(Extracts from a graphics dataset)
'''
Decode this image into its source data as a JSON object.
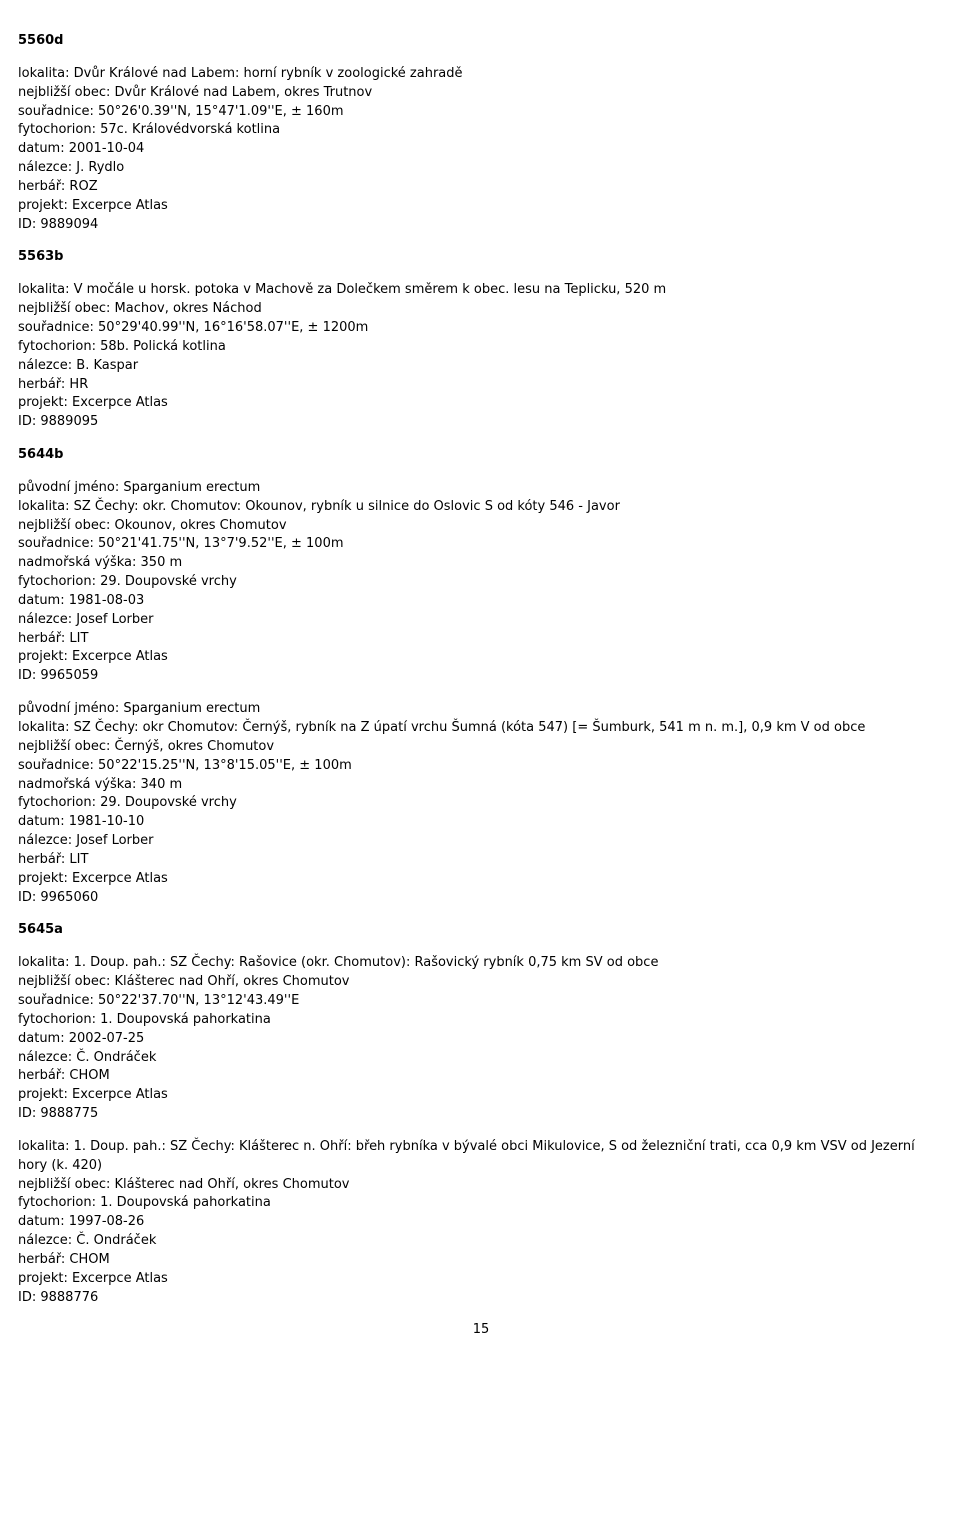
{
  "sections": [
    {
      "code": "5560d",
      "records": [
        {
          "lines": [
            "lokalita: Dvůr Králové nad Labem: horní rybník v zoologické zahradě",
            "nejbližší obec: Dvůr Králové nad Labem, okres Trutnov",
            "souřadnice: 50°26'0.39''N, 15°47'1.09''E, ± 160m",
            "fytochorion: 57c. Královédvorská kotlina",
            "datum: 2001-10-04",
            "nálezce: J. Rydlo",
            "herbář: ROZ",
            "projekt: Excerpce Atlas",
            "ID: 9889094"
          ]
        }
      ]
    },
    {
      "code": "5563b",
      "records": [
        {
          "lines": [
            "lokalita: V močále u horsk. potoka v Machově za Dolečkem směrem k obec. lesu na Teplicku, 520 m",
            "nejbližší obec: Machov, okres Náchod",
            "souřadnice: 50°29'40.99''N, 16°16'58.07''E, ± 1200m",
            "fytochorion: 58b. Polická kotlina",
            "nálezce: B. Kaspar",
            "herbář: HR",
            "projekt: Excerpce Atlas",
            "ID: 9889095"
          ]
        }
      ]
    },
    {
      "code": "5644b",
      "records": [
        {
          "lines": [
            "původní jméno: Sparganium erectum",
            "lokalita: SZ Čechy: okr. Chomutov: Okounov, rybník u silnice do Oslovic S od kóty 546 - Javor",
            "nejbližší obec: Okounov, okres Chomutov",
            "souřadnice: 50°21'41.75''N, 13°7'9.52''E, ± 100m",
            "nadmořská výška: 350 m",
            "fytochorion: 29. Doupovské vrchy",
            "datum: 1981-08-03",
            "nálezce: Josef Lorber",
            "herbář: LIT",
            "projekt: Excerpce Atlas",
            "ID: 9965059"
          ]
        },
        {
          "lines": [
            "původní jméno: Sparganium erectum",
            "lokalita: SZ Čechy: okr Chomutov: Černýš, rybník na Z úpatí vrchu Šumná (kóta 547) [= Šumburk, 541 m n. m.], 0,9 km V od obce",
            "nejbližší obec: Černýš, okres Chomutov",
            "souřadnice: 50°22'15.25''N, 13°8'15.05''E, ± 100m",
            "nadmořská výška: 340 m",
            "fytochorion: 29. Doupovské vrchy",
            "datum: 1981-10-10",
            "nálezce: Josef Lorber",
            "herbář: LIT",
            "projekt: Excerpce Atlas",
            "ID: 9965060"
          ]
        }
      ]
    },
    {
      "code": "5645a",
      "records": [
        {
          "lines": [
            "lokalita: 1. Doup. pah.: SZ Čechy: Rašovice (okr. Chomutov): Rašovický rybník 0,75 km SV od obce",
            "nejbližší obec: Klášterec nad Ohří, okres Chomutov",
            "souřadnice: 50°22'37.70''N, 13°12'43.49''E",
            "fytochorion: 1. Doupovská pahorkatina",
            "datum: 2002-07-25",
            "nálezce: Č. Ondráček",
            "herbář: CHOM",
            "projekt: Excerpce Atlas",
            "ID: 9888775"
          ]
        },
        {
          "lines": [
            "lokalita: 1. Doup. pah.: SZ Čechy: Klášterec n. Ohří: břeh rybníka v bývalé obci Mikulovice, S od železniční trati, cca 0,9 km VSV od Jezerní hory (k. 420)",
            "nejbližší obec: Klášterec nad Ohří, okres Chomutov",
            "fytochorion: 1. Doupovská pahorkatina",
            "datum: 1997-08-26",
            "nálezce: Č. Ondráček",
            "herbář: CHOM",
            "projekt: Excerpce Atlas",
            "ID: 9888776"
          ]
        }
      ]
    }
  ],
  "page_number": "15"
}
'''
'''
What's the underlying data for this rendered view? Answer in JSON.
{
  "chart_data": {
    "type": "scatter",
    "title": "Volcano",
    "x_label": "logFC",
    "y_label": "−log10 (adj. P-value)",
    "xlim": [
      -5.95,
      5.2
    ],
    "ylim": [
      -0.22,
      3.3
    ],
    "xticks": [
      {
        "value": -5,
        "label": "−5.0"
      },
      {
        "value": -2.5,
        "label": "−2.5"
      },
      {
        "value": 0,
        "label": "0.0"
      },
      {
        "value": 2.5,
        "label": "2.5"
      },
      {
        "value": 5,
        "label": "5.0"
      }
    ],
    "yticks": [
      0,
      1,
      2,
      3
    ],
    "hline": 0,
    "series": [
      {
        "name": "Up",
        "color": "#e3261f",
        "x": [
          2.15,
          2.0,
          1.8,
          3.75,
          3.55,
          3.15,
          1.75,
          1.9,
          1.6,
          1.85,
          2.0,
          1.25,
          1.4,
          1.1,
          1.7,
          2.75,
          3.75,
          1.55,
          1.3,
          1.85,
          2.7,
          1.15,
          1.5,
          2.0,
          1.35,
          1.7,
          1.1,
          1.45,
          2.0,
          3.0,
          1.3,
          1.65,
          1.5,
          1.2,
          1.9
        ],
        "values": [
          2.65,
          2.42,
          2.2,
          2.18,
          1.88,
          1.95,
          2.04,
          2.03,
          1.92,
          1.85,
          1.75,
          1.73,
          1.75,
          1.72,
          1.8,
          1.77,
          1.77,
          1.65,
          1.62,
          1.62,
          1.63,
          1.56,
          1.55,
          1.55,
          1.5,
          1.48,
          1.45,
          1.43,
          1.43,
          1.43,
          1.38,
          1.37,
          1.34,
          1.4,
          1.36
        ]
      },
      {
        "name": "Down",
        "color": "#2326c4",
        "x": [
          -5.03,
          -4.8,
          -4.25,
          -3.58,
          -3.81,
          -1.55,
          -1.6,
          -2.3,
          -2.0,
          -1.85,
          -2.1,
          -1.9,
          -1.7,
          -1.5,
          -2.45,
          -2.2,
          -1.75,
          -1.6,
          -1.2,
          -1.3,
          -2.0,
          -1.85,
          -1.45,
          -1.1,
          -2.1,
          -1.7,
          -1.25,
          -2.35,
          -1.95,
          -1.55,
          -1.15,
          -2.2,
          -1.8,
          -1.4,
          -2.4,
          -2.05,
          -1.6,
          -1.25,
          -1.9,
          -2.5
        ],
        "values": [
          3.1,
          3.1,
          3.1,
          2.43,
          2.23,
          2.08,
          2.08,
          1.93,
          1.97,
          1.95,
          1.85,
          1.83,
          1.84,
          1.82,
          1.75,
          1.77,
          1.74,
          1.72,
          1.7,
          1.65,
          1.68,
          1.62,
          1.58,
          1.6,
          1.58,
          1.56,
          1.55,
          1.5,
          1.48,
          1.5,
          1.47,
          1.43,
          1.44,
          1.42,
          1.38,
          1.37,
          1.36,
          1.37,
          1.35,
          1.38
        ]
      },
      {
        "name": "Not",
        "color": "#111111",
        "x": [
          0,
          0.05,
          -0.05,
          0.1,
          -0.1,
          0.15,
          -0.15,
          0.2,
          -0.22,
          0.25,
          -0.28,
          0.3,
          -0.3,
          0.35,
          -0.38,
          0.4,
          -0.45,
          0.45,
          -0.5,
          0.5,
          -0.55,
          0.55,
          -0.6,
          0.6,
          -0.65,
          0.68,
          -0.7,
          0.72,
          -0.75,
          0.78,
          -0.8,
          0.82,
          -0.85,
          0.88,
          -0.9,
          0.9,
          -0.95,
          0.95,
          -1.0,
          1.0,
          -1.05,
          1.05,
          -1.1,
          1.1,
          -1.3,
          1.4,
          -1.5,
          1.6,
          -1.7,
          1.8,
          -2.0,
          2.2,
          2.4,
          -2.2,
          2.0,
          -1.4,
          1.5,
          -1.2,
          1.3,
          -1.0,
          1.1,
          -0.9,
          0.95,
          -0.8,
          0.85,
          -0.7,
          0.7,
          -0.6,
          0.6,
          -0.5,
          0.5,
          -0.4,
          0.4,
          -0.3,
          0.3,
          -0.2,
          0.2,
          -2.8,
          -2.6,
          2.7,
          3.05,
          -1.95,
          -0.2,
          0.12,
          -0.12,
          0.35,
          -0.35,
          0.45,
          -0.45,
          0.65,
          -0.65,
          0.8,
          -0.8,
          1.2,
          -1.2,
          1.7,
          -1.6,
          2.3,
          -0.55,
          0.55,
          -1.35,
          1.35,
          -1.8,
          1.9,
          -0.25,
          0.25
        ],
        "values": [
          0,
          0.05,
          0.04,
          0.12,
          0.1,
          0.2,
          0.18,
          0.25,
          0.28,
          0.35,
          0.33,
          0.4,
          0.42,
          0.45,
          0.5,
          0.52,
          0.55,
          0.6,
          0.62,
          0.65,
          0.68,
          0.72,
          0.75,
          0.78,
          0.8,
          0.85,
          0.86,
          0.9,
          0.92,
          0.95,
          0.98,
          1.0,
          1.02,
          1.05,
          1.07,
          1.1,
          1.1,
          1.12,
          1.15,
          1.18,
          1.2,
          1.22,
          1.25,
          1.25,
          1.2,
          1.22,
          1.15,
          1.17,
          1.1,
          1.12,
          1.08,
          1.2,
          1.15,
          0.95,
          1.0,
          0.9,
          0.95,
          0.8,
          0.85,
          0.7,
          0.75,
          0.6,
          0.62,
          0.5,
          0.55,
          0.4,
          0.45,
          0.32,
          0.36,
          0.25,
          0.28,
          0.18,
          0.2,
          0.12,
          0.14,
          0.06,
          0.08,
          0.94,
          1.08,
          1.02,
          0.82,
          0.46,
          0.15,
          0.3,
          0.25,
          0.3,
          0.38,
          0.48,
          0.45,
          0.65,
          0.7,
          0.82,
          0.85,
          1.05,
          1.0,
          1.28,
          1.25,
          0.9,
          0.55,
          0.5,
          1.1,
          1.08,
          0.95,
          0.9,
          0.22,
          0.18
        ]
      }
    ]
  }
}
'''
'''
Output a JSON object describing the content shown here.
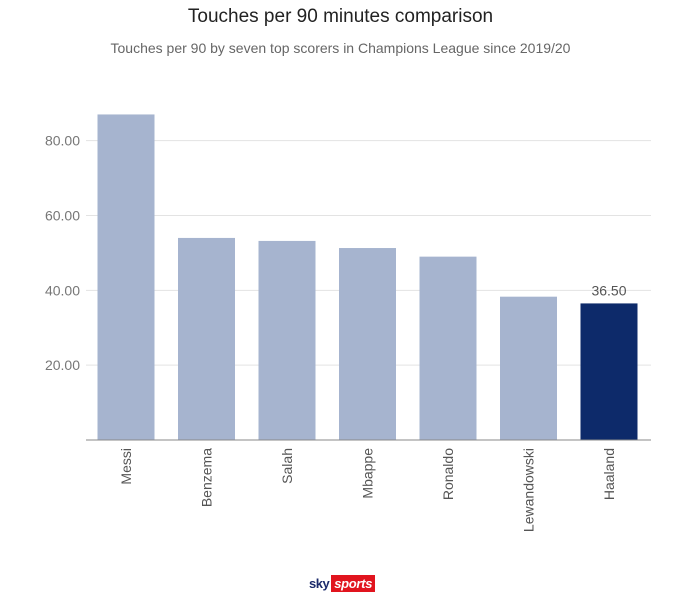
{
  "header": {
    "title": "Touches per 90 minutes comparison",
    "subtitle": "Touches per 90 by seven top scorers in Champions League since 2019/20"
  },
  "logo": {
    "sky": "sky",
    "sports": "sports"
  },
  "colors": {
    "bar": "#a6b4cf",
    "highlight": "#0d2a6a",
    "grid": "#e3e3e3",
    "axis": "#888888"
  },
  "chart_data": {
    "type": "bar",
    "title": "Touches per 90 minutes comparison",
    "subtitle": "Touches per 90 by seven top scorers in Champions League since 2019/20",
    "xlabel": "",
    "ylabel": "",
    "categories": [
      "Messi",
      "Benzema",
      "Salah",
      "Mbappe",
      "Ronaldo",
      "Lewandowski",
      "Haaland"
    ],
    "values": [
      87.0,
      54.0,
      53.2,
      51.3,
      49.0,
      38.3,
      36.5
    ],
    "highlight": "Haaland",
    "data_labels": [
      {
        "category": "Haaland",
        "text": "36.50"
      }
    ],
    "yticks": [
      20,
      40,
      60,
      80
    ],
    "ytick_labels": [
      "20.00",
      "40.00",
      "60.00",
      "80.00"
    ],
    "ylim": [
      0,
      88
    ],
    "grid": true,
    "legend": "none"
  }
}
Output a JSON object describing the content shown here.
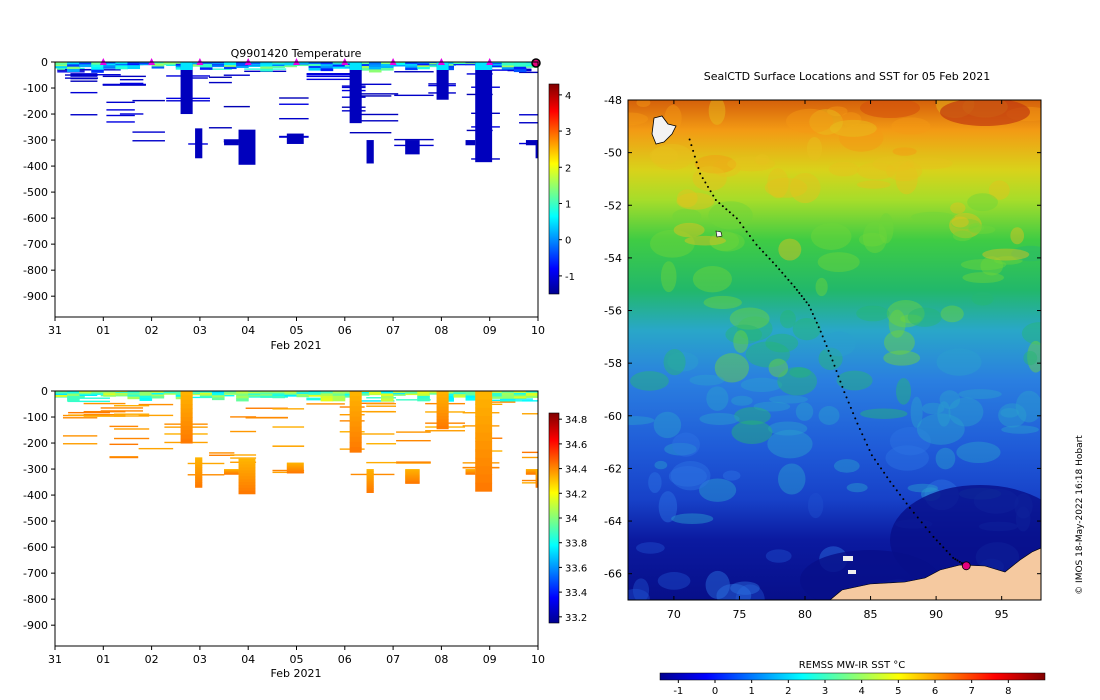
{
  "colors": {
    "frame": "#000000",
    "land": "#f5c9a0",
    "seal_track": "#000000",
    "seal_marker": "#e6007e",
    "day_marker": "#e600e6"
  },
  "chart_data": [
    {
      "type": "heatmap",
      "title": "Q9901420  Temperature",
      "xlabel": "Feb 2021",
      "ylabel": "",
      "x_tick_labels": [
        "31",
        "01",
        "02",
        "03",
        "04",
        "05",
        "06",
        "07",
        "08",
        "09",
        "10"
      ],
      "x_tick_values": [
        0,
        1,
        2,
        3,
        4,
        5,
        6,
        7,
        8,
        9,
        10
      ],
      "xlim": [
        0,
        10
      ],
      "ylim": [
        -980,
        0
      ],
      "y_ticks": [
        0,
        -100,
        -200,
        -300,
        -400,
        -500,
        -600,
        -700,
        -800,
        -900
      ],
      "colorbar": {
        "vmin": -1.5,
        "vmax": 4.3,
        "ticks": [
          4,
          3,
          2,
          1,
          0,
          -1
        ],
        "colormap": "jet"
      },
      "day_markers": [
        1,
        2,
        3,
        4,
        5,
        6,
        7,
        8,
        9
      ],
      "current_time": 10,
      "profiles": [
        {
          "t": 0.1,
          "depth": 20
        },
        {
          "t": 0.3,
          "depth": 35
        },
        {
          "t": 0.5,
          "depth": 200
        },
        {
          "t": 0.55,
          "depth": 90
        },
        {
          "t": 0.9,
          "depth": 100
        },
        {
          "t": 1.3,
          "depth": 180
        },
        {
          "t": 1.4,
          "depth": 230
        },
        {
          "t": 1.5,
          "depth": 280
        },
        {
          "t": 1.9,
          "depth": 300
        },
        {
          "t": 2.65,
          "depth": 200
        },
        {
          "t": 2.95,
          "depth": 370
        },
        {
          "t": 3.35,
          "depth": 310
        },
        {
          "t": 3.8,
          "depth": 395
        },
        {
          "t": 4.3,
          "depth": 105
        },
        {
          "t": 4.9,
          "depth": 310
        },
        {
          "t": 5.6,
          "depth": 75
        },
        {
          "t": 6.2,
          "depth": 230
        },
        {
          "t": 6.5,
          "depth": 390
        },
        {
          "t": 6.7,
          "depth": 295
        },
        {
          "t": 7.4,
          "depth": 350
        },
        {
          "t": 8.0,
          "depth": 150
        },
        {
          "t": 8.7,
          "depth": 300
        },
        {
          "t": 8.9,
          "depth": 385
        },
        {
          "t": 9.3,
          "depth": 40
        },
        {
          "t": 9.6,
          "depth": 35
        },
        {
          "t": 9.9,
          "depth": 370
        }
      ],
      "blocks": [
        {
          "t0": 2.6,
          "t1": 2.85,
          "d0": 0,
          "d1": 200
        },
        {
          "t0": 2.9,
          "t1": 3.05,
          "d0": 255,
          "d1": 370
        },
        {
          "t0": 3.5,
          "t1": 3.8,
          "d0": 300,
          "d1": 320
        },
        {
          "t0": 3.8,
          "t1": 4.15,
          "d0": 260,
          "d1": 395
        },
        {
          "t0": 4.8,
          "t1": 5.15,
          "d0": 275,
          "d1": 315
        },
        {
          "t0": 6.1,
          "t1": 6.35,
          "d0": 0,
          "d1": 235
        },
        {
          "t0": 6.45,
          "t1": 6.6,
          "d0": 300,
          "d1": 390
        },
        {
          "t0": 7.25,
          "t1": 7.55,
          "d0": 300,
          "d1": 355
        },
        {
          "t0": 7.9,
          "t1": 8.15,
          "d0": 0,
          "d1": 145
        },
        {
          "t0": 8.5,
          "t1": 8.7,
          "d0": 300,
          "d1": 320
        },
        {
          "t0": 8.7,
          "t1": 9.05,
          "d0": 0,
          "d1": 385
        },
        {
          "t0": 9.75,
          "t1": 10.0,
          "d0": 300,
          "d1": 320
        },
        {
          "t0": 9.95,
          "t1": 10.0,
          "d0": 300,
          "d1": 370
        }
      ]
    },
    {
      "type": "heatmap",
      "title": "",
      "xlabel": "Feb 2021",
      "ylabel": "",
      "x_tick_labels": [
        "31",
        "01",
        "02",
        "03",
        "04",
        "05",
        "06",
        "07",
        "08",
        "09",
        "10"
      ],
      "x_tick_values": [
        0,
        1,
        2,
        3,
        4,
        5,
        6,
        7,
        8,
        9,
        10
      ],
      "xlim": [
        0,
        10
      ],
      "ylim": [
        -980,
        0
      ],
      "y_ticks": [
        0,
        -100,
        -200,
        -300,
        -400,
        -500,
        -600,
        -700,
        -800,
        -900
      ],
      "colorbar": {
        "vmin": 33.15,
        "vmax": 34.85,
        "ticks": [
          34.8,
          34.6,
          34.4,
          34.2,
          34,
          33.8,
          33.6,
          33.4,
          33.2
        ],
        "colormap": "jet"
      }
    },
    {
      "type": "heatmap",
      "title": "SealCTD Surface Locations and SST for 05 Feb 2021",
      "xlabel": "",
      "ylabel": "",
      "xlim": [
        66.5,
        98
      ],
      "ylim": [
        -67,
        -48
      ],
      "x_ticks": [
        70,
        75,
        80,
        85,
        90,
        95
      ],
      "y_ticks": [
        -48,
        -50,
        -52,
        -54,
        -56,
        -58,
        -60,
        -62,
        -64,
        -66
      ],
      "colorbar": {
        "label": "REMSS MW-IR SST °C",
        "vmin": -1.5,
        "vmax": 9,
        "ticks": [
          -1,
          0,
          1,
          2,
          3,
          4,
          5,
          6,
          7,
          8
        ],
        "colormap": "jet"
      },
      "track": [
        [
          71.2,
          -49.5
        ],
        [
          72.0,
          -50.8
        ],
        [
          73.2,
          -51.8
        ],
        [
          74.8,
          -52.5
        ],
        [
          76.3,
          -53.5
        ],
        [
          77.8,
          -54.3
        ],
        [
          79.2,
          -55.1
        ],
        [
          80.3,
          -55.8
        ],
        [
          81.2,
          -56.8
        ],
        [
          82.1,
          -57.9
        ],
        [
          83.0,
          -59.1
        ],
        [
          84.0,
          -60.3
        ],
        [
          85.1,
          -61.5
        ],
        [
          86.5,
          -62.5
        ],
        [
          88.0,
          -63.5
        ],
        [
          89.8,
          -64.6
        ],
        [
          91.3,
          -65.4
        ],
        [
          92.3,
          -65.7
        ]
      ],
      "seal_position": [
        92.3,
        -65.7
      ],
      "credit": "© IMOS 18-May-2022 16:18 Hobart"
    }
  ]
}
'''
Note each line of the entries that has "Champions" in it, and copy those lines.

    "subtitle": "Touches per 90 by seven top scorers in Champions League since 2019/20"
    "subtitle": "Touches per 90 by seven top scorers in Champions League since 2019/20",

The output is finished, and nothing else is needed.